STORED RECORDS ->
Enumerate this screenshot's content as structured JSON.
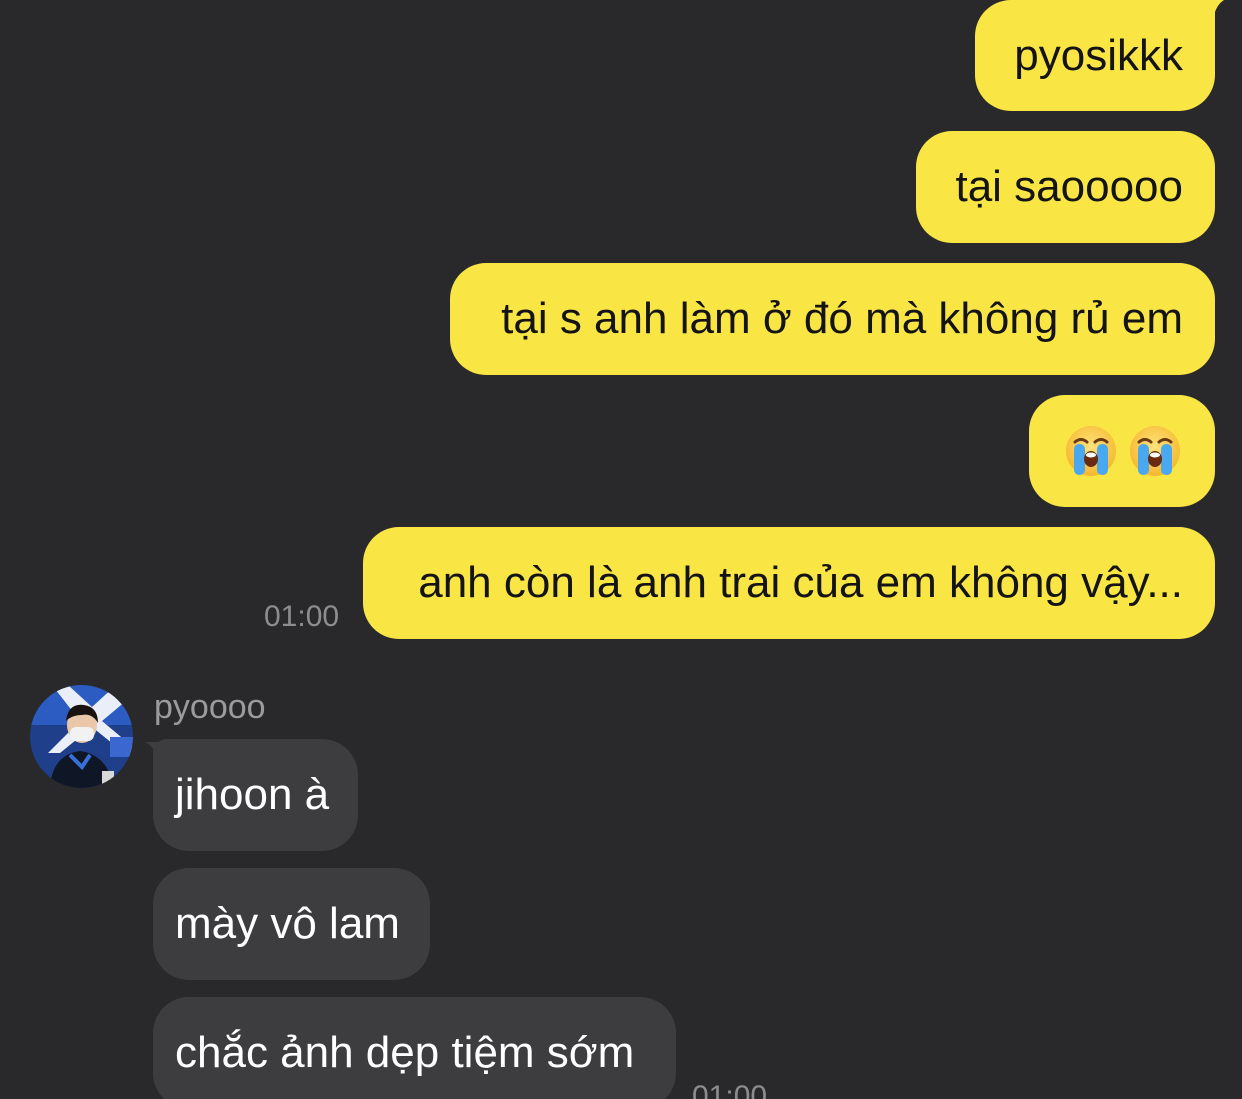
{
  "outgoing_messages": [
    {
      "text": "pyosikkk"
    },
    {
      "text": "tại saooooo"
    },
    {
      "text": "tại s anh làm ở đó mà không rủ em"
    },
    {
      "emoji": [
        "loudly-crying-face",
        "loudly-crying-face"
      ]
    },
    {
      "text": "anh còn là anh trai của em không vậy..."
    }
  ],
  "outgoing_timestamp": "01:00",
  "incoming": {
    "sender_name": "pyoooo",
    "messages": [
      {
        "text": "jihoon à"
      },
      {
        "text": "mày vô lam"
      },
      {
        "text": "chắc ảnh dẹp tiệm sớm"
      }
    ],
    "timestamp": "01:00"
  },
  "colors": {
    "background": "#29292b",
    "outgoing_bubble": "#f9e645",
    "incoming_bubble": "#3d3d40",
    "timestamp": "#8d8d90"
  }
}
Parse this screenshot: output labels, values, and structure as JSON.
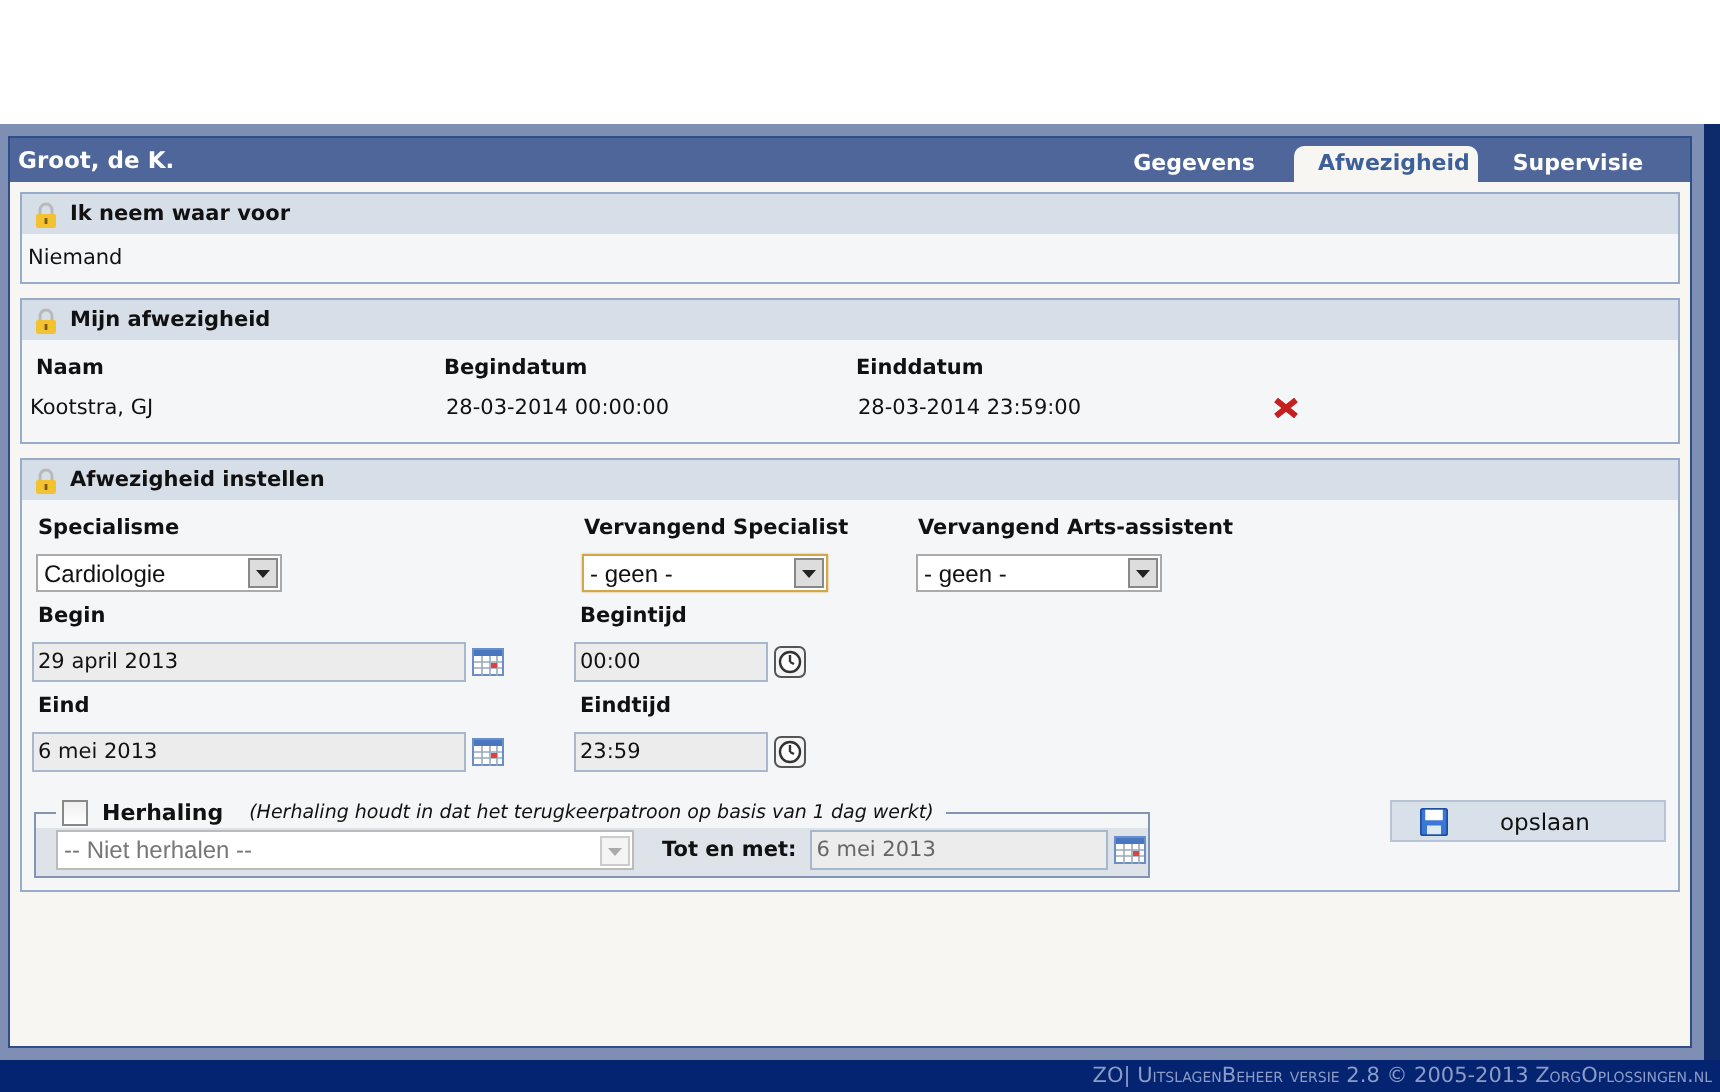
{
  "header": {
    "title": "Groot, de K.",
    "tabs": [
      {
        "label": "Gegevens",
        "selected": false
      },
      {
        "label": "Afwezigheid",
        "selected": true
      },
      {
        "label": "Supervisie",
        "selected": false
      }
    ]
  },
  "substitute_for": {
    "title": "Ik neem waar voor",
    "text": "Niemand"
  },
  "my_absence": {
    "title": "Mijn afwezigheid",
    "columns": [
      "Naam",
      "Begindatum",
      "Einddatum"
    ],
    "rows": [
      {
        "cells": [
          "Kootstra, GJ",
          "28-03-2014 00:00:00",
          "28-03-2014 23:59:00"
        ]
      }
    ]
  },
  "set_absence": {
    "title": "Afwezigheid instellen",
    "selects": [
      {
        "label": "Specialisme",
        "value": "Cardiologie",
        "focused": false
      },
      {
        "label": "Vervangend Specialist",
        "value": "- geen -",
        "focused": true
      },
      {
        "label": "Vervangend Arts-assistent",
        "value": "- geen -",
        "focused": false
      }
    ],
    "dates": [
      {
        "label": "Begin",
        "value": "29 april 2013"
      },
      {
        "label": "Eind",
        "value": "6 mei 2013"
      }
    ],
    "times": [
      {
        "label": "Begintijd",
        "value": "00:00"
      },
      {
        "label": "Eindtijd",
        "value": "23:59"
      }
    ],
    "repeat": {
      "checked": false,
      "label": "Herhaling",
      "hint": "(Herhaling houdt in dat het terugkeerpatroon op basis van 1 dag werkt)",
      "select": {
        "value": "-- Niet herhalen --",
        "disabled": true
      },
      "until_label": "Tot en met:",
      "until_value": "6 mei 2013"
    },
    "save_button": "opslaan"
  },
  "footer": "ZO| UitslagenBeheer versie 2.8 © 2005-2013 ZorgOplossingen.nl"
}
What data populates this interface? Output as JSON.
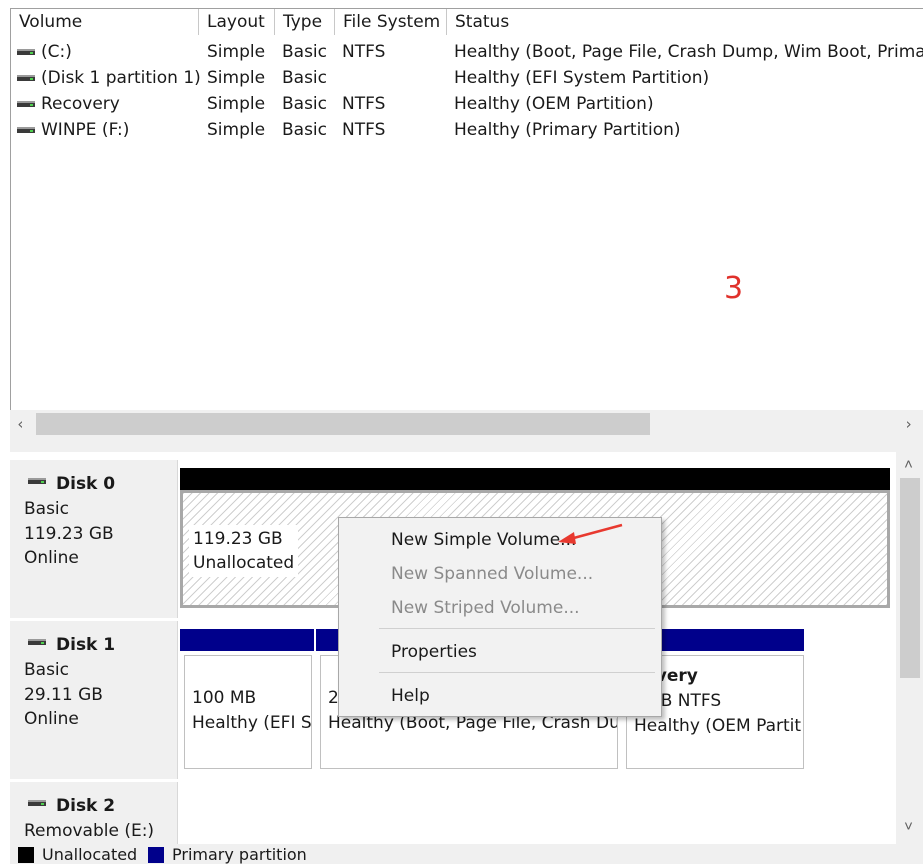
{
  "volume_table": {
    "columns": [
      "Volume",
      "Layout",
      "Type",
      "File System",
      "Status"
    ],
    "rows": [
      {
        "volume": "(C:)",
        "layout": "Simple",
        "type": "Basic",
        "fs": "NTFS",
        "status": "Healthy (Boot, Page File, Crash Dump, Wim Boot, Primary"
      },
      {
        "volume": "(Disk 1 partition 1)",
        "layout": "Simple",
        "type": "Basic",
        "fs": "",
        "status": "Healthy (EFI System Partition)"
      },
      {
        "volume": "Recovery",
        "layout": "Simple",
        "type": "Basic",
        "fs": "NTFS",
        "status": "Healthy (OEM Partition)"
      },
      {
        "volume": "WINPE (F:)",
        "layout": "Simple",
        "type": "Basic",
        "fs": "NTFS",
        "status": "Healthy (Primary Partition)"
      }
    ],
    "scroll_left": "‹",
    "scroll_right": "›"
  },
  "annotation": "3",
  "disks": [
    {
      "name": "Disk 0",
      "kind": "Basic",
      "size": "119.23 GB",
      "state": "Online"
    },
    {
      "name": "Disk 1",
      "kind": "Basic",
      "size": "29.11 GB",
      "state": "Online"
    },
    {
      "name": "Disk 2",
      "kind": "Removable (E:)"
    }
  ],
  "disk0_parts": [
    {
      "size": "119.23 GB",
      "status": "Unallocated"
    }
  ],
  "disk1_parts": [
    {
      "size": "100 MB",
      "status": "Healthy (EFI S"
    },
    {
      "size": "2",
      "status": "Healthy (Boot, Page File, Crash Du"
    },
    {
      "title": "covery",
      "size": ") MB NTFS",
      "status": "Healthy (OEM Partit"
    }
  ],
  "context_menu": {
    "items": [
      {
        "label": "New Simple Volume...",
        "enabled": true
      },
      {
        "label": "New Spanned Volume...",
        "enabled": false
      },
      {
        "label": "New Striped Volume...",
        "enabled": false
      },
      {
        "label": "Properties",
        "enabled": true
      },
      {
        "label": "Help",
        "enabled": true
      }
    ]
  },
  "legend": [
    "Unallocated",
    "Primary partition"
  ],
  "vscroll": {
    "up": "˄",
    "down": "˅"
  },
  "colors": {
    "unallocated": "#000000",
    "primary": "#00008b",
    "annotation": "#e0312b",
    "arrow": "#e8392f"
  }
}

EXERCISE OBJECTIVE -> What is the number of lines in this material that hold the string "Crash"? Answer with that number only.

EXERCISE RESULT -> 2